### [Aim]
Search the records for "vulgare" and copy each line that holds it.

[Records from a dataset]
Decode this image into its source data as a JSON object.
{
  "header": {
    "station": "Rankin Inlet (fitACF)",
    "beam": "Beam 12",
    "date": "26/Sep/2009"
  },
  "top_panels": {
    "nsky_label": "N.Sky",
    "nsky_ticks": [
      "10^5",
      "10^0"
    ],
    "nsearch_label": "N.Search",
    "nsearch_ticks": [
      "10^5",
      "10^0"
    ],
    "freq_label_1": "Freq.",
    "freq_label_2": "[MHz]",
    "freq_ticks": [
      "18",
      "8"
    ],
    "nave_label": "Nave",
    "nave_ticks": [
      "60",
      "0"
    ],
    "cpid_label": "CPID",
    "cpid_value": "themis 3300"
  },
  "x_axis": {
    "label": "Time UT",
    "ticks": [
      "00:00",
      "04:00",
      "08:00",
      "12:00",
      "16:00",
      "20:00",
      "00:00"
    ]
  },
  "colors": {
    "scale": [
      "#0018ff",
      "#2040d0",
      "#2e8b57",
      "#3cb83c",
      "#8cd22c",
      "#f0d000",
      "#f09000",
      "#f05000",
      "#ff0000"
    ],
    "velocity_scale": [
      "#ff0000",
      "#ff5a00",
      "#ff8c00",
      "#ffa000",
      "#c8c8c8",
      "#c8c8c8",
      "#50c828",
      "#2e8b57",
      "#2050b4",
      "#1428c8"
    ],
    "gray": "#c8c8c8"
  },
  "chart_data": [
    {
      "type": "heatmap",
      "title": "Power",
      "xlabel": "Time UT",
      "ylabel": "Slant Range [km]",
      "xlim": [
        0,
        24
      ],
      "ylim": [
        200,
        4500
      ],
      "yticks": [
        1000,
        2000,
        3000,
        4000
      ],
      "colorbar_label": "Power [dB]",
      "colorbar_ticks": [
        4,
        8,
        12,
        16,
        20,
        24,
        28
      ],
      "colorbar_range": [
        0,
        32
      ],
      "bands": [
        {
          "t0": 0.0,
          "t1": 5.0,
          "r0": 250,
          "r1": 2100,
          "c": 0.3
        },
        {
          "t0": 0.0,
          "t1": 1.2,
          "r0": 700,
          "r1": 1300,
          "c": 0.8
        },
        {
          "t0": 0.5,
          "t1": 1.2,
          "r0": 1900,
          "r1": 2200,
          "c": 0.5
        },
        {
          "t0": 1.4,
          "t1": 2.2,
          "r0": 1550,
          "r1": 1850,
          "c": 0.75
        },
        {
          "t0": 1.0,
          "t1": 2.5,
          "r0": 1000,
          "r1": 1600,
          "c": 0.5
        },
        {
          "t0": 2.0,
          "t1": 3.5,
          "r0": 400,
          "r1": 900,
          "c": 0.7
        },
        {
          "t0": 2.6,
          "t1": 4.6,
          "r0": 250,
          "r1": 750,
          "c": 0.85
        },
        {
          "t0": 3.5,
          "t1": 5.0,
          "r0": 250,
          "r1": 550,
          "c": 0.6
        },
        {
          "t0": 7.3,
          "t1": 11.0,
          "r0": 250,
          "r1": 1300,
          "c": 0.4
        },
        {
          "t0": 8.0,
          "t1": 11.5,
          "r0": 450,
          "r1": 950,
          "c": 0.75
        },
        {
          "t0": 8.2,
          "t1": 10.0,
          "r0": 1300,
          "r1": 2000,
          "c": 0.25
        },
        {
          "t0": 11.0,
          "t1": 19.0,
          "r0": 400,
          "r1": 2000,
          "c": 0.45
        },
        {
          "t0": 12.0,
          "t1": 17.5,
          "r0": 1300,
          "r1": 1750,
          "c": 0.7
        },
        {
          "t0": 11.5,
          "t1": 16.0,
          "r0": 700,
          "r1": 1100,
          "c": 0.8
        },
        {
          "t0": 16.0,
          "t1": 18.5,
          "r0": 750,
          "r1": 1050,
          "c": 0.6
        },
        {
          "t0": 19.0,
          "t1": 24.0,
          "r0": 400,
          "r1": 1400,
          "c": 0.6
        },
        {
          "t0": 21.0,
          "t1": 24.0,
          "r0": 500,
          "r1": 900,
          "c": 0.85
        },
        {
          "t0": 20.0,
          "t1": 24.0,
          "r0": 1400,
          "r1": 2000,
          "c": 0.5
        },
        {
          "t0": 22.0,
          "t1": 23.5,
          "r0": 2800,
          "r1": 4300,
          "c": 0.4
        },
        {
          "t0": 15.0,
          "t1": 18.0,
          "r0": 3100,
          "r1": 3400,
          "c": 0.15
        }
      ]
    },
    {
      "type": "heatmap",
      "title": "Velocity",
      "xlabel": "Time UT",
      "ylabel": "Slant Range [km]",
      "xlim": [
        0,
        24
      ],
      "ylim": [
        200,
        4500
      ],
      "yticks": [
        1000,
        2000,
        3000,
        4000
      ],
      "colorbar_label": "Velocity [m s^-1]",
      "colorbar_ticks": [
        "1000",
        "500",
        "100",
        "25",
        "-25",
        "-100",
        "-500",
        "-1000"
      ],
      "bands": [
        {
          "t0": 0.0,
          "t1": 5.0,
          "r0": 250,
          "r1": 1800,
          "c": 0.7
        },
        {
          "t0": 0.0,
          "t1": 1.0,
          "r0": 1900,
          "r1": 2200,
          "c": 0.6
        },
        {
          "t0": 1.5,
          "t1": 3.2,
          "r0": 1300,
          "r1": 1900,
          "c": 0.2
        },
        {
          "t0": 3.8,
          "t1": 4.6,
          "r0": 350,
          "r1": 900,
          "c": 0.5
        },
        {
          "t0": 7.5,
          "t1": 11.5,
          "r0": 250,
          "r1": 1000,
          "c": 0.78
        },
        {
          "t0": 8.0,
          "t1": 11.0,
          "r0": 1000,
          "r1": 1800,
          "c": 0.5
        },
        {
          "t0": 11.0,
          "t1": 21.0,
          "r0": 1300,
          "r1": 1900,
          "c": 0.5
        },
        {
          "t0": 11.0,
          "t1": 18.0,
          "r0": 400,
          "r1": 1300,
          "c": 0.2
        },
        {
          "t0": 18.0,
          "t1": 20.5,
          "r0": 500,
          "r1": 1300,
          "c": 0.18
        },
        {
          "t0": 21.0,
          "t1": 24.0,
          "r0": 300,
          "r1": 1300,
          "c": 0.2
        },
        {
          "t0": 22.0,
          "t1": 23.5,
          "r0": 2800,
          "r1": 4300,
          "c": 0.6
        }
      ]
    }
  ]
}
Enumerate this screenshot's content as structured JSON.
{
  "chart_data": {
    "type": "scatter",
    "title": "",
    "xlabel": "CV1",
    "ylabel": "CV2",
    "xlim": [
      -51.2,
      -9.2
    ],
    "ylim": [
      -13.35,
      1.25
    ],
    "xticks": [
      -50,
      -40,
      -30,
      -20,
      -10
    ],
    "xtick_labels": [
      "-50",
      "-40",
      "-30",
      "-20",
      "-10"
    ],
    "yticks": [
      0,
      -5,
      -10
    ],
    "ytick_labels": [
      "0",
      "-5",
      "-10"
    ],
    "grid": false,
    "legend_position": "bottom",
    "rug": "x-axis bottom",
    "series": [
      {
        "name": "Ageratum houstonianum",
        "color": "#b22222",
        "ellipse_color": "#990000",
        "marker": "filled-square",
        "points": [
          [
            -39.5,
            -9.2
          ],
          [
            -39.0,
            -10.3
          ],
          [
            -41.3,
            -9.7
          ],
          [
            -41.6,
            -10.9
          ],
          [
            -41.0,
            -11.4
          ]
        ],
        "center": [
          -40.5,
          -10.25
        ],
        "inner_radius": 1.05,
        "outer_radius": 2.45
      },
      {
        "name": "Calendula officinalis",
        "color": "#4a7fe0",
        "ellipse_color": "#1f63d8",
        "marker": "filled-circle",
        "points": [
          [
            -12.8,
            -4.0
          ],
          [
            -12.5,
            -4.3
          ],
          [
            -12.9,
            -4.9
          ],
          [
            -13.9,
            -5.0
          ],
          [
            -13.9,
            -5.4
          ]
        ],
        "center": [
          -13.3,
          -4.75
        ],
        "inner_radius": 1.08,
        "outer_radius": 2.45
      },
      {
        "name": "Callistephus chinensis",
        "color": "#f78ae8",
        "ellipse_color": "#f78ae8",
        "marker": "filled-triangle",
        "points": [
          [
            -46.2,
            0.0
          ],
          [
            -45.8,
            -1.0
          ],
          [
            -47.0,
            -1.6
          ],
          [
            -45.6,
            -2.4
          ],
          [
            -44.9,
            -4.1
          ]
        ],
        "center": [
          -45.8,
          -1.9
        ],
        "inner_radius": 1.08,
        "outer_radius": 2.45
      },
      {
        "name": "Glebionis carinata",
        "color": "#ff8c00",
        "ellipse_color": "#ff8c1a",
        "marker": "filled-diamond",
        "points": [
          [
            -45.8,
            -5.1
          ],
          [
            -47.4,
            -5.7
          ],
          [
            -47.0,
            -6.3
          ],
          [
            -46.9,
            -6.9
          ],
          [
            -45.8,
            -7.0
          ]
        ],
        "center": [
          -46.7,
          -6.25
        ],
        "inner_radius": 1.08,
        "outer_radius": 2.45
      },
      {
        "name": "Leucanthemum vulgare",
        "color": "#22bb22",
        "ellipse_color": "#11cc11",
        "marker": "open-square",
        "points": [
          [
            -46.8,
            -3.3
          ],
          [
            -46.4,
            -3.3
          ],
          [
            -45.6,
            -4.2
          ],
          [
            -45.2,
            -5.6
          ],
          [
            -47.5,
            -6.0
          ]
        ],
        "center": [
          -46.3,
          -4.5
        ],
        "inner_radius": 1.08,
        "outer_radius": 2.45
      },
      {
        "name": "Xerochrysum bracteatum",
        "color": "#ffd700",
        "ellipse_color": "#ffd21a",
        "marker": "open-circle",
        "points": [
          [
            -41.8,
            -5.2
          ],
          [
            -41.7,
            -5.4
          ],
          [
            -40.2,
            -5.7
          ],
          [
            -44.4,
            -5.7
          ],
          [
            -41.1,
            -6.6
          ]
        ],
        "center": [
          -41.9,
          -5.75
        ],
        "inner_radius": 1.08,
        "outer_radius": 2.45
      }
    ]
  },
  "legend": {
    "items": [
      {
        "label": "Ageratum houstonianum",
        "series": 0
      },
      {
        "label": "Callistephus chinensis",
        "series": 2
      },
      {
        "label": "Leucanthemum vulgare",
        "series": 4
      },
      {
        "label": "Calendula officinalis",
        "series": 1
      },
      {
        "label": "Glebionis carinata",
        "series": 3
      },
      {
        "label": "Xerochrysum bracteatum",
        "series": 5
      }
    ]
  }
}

### [Written reply]
        "name": "Leucanthemum vulgare",
        "label": "Leucanthemum vulgare",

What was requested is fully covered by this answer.